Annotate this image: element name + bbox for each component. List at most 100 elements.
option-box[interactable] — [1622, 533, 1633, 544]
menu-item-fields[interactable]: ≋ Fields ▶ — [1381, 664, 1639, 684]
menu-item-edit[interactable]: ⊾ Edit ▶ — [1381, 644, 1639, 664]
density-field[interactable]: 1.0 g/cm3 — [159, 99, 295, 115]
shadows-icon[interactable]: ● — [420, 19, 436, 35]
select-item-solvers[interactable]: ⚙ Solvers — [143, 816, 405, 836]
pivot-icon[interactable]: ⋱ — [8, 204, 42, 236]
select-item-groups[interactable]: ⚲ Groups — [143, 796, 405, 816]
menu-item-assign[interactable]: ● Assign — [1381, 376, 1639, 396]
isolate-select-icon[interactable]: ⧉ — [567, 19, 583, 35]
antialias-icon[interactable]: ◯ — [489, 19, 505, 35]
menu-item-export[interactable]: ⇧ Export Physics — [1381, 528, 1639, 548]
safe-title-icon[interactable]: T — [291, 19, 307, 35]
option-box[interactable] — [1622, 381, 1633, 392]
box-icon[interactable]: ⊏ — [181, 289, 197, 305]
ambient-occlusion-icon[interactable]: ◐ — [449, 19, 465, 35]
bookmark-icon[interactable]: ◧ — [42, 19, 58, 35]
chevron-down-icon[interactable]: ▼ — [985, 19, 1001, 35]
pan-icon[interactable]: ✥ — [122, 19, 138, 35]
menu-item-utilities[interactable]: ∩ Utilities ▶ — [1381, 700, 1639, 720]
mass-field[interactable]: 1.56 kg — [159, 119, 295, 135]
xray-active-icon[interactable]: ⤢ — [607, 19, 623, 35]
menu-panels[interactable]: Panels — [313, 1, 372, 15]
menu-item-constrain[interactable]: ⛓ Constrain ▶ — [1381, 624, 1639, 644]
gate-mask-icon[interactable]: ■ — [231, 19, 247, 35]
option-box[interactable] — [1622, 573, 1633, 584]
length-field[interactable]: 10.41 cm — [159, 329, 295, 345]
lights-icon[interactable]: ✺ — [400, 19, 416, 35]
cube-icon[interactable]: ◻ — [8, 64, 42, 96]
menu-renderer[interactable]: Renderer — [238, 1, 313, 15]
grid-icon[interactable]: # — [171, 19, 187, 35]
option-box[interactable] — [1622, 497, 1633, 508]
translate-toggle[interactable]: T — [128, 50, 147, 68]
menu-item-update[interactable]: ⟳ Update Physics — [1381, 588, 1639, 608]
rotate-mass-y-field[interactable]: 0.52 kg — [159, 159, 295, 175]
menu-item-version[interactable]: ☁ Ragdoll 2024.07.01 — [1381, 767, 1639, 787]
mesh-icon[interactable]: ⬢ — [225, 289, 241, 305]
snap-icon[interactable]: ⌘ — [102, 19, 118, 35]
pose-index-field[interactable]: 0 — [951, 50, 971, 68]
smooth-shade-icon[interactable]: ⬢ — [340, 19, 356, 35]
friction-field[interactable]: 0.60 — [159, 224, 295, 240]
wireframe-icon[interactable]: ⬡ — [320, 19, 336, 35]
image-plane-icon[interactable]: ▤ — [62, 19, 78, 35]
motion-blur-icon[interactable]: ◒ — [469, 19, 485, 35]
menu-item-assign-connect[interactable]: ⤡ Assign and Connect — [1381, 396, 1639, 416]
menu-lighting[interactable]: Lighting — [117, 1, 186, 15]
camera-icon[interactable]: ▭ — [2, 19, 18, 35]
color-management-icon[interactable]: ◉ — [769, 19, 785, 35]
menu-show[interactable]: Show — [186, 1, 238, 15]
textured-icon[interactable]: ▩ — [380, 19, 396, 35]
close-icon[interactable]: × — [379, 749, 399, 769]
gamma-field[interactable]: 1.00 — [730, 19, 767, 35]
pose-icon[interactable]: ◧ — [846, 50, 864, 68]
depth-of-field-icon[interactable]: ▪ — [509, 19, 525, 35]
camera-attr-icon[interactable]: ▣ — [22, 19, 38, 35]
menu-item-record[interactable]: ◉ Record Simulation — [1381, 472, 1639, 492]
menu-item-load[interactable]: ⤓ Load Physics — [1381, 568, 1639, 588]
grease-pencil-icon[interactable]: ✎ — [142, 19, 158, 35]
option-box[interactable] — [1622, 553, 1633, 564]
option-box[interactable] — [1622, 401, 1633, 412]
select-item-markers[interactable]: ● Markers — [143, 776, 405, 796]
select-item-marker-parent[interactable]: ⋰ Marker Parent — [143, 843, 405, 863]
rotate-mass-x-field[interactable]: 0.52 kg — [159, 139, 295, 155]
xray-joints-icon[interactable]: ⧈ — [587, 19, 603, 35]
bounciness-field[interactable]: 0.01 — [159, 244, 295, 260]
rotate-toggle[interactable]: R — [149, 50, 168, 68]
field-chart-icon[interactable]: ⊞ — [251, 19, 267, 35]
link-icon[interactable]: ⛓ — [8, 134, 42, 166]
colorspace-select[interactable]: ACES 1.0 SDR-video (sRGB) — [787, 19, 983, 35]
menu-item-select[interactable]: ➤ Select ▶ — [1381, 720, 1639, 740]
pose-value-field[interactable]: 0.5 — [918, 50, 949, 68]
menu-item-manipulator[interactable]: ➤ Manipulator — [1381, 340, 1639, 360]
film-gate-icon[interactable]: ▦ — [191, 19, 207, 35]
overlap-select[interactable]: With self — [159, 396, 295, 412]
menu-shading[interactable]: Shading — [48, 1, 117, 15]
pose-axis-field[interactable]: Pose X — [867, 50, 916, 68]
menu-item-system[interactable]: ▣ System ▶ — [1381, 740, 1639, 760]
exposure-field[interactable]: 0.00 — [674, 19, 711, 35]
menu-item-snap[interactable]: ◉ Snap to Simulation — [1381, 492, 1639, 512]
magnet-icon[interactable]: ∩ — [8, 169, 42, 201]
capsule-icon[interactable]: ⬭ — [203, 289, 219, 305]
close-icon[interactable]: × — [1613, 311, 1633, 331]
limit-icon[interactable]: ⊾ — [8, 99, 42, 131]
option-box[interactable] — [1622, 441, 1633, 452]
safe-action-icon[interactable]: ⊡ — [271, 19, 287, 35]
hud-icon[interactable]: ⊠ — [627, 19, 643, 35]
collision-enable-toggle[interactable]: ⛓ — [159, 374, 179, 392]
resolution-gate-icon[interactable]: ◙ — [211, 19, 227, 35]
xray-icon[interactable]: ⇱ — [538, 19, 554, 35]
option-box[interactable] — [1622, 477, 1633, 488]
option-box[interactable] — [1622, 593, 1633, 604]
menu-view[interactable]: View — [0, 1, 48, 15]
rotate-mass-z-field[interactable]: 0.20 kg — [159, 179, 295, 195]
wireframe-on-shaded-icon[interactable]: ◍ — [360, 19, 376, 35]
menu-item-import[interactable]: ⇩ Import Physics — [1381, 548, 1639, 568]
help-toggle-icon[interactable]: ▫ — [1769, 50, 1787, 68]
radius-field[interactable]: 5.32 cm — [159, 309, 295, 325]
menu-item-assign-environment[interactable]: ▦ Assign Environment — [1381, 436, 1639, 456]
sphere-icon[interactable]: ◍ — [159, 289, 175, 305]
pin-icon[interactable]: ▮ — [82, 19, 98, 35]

§ Directive
Starting at the first line and ending at the line that contains "snap-icon[interactable]: ⌘ —", revise the lines so that "Physics" becomes "Dynamics" and everything else stays the same. Return only those lines.

§ Solution for this problem
Annotate this image: element name + bbox for each component. List at most 100 elements.
option-box[interactable] — [1622, 533, 1633, 544]
menu-item-fields[interactable]: ≋ Fields ▶ — [1381, 664, 1639, 684]
menu-item-edit[interactable]: ⊾ Edit ▶ — [1381, 644, 1639, 664]
density-field[interactable]: 1.0 g/cm3 — [159, 99, 295, 115]
shadows-icon[interactable]: ● — [420, 19, 436, 35]
select-item-solvers[interactable]: ⚙ Solvers — [143, 816, 405, 836]
pivot-icon[interactable]: ⋱ — [8, 204, 42, 236]
select-item-groups[interactable]: ⚲ Groups — [143, 796, 405, 816]
menu-item-assign[interactable]: ● Assign — [1381, 376, 1639, 396]
isolate-select-icon[interactable]: ⧉ — [567, 19, 583, 35]
antialias-icon[interactable]: ◯ — [489, 19, 505, 35]
menu-item-export[interactable]: ⇧ Export Dynamics — [1381, 528, 1639, 548]
safe-title-icon[interactable]: T — [291, 19, 307, 35]
option-box[interactable] — [1622, 381, 1633, 392]
box-icon[interactable]: ⊏ — [181, 289, 197, 305]
ambient-occlusion-icon[interactable]: ◐ — [449, 19, 465, 35]
bookmark-icon[interactable]: ◧ — [42, 19, 58, 35]
chevron-down-icon[interactable]: ▼ — [985, 19, 1001, 35]
pan-icon[interactable]: ✥ — [122, 19, 138, 35]
menu-item-utilities[interactable]: ∩ Utilities ▶ — [1381, 700, 1639, 720]
mass-field[interactable]: 1.56 kg — [159, 119, 295, 135]
xray-active-icon[interactable]: ⤢ — [607, 19, 623, 35]
menu-panels[interactable]: Panels — [313, 1, 372, 15]
menu-item-constrain[interactable]: ⛓ Constrain ▶ — [1381, 624, 1639, 644]
gate-mask-icon[interactable]: ■ — [231, 19, 247, 35]
option-box[interactable] — [1622, 573, 1633, 584]
length-field[interactable]: 10.41 cm — [159, 329, 295, 345]
lights-icon[interactable]: ✺ — [400, 19, 416, 35]
cube-icon[interactable]: ◻ — [8, 64, 42, 96]
menu-renderer[interactable]: Renderer — [238, 1, 313, 15]
grid-icon[interactable]: # — [171, 19, 187, 35]
option-box[interactable] — [1622, 497, 1633, 508]
translate-toggle[interactable]: T — [128, 50, 147, 68]
menu-item-update[interactable]: ⟳ Update Dynamics — [1381, 588, 1639, 608]
rotate-mass-y-field[interactable]: 0.52 kg — [159, 159, 295, 175]
menu-item-version[interactable]: ☁ Ragdoll 2024.07.01 — [1381, 767, 1639, 787]
mesh-icon[interactable]: ⬢ — [225, 289, 241, 305]
snap-icon[interactable]: ⌘ — [102, 19, 118, 35]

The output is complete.